-- BEGIN Extracted records --

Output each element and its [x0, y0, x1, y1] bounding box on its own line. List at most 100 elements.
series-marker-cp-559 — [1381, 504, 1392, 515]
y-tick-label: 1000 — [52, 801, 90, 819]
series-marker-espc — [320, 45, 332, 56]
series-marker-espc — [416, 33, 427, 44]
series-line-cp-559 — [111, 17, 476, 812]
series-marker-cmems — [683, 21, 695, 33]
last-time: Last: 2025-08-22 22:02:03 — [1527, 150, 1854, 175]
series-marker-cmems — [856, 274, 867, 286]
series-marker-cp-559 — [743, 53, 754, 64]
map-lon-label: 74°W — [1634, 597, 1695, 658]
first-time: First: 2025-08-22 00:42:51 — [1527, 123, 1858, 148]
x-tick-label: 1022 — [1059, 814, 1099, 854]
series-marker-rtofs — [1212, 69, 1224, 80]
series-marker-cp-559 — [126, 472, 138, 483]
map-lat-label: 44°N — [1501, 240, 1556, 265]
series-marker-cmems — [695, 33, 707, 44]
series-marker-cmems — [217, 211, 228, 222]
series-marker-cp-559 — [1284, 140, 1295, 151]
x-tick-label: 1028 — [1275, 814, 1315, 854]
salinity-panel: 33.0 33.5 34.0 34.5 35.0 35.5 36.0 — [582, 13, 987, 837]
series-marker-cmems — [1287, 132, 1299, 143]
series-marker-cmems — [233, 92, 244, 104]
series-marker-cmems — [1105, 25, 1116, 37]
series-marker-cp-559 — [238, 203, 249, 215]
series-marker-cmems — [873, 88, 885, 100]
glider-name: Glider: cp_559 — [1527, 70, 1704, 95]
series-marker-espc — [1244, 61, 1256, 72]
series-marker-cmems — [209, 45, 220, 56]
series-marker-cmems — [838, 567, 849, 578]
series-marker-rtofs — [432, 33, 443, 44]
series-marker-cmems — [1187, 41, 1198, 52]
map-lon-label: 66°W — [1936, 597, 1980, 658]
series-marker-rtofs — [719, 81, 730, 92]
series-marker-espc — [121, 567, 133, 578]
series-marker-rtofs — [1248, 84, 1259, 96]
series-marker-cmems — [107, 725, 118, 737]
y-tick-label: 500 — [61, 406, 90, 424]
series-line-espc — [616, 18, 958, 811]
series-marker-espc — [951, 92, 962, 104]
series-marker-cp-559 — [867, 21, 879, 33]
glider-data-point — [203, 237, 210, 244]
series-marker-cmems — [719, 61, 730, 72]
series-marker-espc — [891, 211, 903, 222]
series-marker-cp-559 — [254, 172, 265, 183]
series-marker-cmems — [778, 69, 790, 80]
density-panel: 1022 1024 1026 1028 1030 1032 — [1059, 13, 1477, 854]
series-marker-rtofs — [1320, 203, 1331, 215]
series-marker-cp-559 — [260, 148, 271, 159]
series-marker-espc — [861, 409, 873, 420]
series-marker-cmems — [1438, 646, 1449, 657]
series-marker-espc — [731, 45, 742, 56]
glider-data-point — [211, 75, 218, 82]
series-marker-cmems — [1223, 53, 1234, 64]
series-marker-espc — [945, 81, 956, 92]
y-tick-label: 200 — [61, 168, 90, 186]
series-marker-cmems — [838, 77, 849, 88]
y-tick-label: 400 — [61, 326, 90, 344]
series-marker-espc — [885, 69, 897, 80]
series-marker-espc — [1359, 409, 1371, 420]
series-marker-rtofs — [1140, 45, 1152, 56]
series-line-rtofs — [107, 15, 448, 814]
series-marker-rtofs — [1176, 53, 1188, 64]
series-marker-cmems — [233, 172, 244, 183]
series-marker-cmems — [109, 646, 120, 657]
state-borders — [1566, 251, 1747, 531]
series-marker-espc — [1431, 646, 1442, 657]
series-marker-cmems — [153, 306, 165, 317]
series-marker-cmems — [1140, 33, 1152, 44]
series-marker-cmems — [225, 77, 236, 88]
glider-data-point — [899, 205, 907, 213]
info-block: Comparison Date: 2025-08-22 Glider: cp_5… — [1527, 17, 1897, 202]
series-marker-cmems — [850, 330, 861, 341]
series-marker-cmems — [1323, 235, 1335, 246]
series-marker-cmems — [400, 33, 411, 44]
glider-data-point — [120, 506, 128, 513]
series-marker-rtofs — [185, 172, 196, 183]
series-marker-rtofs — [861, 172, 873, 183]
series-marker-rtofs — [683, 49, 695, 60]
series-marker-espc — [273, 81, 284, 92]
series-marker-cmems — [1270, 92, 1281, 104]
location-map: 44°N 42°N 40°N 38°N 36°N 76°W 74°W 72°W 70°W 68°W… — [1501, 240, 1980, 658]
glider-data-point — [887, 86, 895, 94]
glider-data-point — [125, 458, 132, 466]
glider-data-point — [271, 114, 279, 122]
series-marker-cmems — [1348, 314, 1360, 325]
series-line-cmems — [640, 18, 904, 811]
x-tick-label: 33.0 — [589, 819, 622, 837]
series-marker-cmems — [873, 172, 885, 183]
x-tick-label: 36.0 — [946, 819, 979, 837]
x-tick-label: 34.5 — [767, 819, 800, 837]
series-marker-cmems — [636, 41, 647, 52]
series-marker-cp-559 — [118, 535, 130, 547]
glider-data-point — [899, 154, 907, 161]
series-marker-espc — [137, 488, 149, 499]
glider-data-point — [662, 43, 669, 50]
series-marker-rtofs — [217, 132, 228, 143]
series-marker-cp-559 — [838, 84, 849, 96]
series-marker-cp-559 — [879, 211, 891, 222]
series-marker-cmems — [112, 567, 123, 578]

-- END Extracted records --

Task objective. Rewrite every line of the items above, changing each "glider-data-point" to "glider-sample-point" and leaving the rest untouched.

Output for this exercise.
Output each element and its [x0, y0, x1, y1] bounding box on its own line. List at most 100 elements.
series-marker-cp-559 — [1381, 504, 1392, 515]
y-tick-label: 1000 — [52, 801, 90, 819]
series-marker-espc — [320, 45, 332, 56]
series-marker-espc — [416, 33, 427, 44]
series-line-cp-559 — [111, 17, 476, 812]
series-marker-cmems — [683, 21, 695, 33]
last-time: Last: 2025-08-22 22:02:03 — [1527, 150, 1854, 175]
series-marker-cmems — [856, 274, 867, 286]
series-marker-cp-559 — [743, 53, 754, 64]
map-lon-label: 74°W — [1634, 597, 1695, 658]
first-time: First: 2025-08-22 00:42:51 — [1527, 123, 1858, 148]
x-tick-label: 1022 — [1059, 814, 1099, 854]
series-marker-rtofs — [1212, 69, 1224, 80]
series-marker-cp-559 — [126, 472, 138, 483]
map-lat-label: 44°N — [1501, 240, 1556, 265]
series-marker-cmems — [695, 33, 707, 44]
series-marker-cmems — [217, 211, 228, 222]
series-marker-cp-559 — [1284, 140, 1295, 151]
x-tick-label: 1028 — [1275, 814, 1315, 854]
salinity-panel: 33.0 33.5 34.0 34.5 35.0 35.5 36.0 — [582, 13, 987, 837]
series-marker-cmems — [1287, 132, 1299, 143]
series-marker-cmems — [233, 92, 244, 104]
series-marker-cmems — [1105, 25, 1116, 37]
series-marker-cp-559 — [238, 203, 249, 215]
series-marker-cmems — [873, 88, 885, 100]
glider-name: Glider: cp_559 — [1527, 70, 1704, 95]
series-marker-espc — [1244, 61, 1256, 72]
series-marker-cmems — [209, 45, 220, 56]
series-marker-cmems — [838, 567, 849, 578]
series-marker-rtofs — [432, 33, 443, 44]
series-marker-cmems — [1187, 41, 1198, 52]
map-lon-label: 66°W — [1936, 597, 1980, 658]
series-marker-rtofs — [719, 81, 730, 92]
series-marker-espc — [121, 567, 133, 578]
series-marker-rtofs — [1248, 84, 1259, 96]
series-marker-cmems — [107, 725, 118, 737]
y-tick-label: 500 — [61, 406, 90, 424]
series-line-espc — [616, 18, 958, 811]
series-marker-espc — [951, 92, 962, 104]
series-marker-cp-559 — [867, 21, 879, 33]
glider-sample-point — [203, 237, 210, 244]
series-marker-cmems — [719, 61, 730, 72]
series-marker-espc — [891, 211, 903, 222]
series-marker-cp-559 — [254, 172, 265, 183]
series-marker-cmems — [778, 69, 790, 80]
density-panel: 1022 1024 1026 1028 1030 1032 — [1059, 13, 1477, 854]
series-marker-rtofs — [1320, 203, 1331, 215]
series-marker-cp-559 — [260, 148, 271, 159]
series-marker-espc — [861, 409, 873, 420]
series-marker-cmems — [1438, 646, 1449, 657]
series-marker-espc — [731, 45, 742, 56]
glider-sample-point — [211, 75, 218, 82]
series-marker-cmems — [1223, 53, 1234, 64]
series-marker-espc — [945, 81, 956, 92]
y-tick-label: 200 — [61, 168, 90, 186]
series-marker-cmems — [838, 77, 849, 88]
y-tick-label: 400 — [61, 326, 90, 344]
series-marker-espc — [885, 69, 897, 80]
series-marker-espc — [1359, 409, 1371, 420]
series-marker-rtofs — [1140, 45, 1152, 56]
series-line-rtofs — [107, 15, 448, 814]
series-marker-rtofs — [1176, 53, 1188, 64]
series-marker-cmems — [233, 172, 244, 183]
series-marker-cmems — [109, 646, 120, 657]
state-borders — [1566, 251, 1747, 531]
series-marker-espc — [1431, 646, 1442, 657]
series-marker-cmems — [153, 306, 165, 317]
series-marker-cmems — [1140, 33, 1152, 44]
series-marker-cmems — [225, 77, 236, 88]
glider-sample-point — [899, 205, 907, 213]
info-block: Comparison Date: 2025-08-22 Glider: cp_5… — [1527, 17, 1897, 202]
series-marker-cmems — [850, 330, 861, 341]
series-marker-cmems — [1323, 235, 1335, 246]
series-marker-cmems — [400, 33, 411, 44]
glider-sample-point — [120, 506, 128, 513]
series-marker-rtofs — [185, 172, 196, 183]
series-marker-rtofs — [861, 172, 873, 183]
series-marker-rtofs — [683, 49, 695, 60]
series-marker-espc — [273, 81, 284, 92]
series-marker-cmems — [1270, 92, 1281, 104]
location-map: 44°N 42°N 40°N 38°N 36°N 76°W 74°W 72°W 70°W 68°W… — [1501, 240, 1980, 658]
glider-sample-point — [887, 86, 895, 94]
glider-sample-point — [125, 458, 132, 466]
glider-sample-point — [271, 114, 279, 122]
series-marker-cmems — [1348, 314, 1360, 325]
series-line-cmems — [640, 18, 904, 811]
x-tick-label: 33.0 — [589, 819, 622, 837]
series-marker-cmems — [873, 172, 885, 183]
x-tick-label: 36.0 — [946, 819, 979, 837]
x-tick-label: 34.5 — [767, 819, 800, 837]
series-marker-cmems — [636, 41, 647, 52]
series-marker-cp-559 — [118, 535, 130, 547]
glider-sample-point — [899, 154, 907, 161]
series-marker-espc — [137, 488, 149, 499]
glider-sample-point — [662, 43, 669, 50]
series-marker-rtofs — [217, 132, 228, 143]
series-marker-cp-559 — [838, 84, 849, 96]
series-marker-cp-559 — [879, 211, 891, 222]
series-marker-cmems — [112, 567, 123, 578]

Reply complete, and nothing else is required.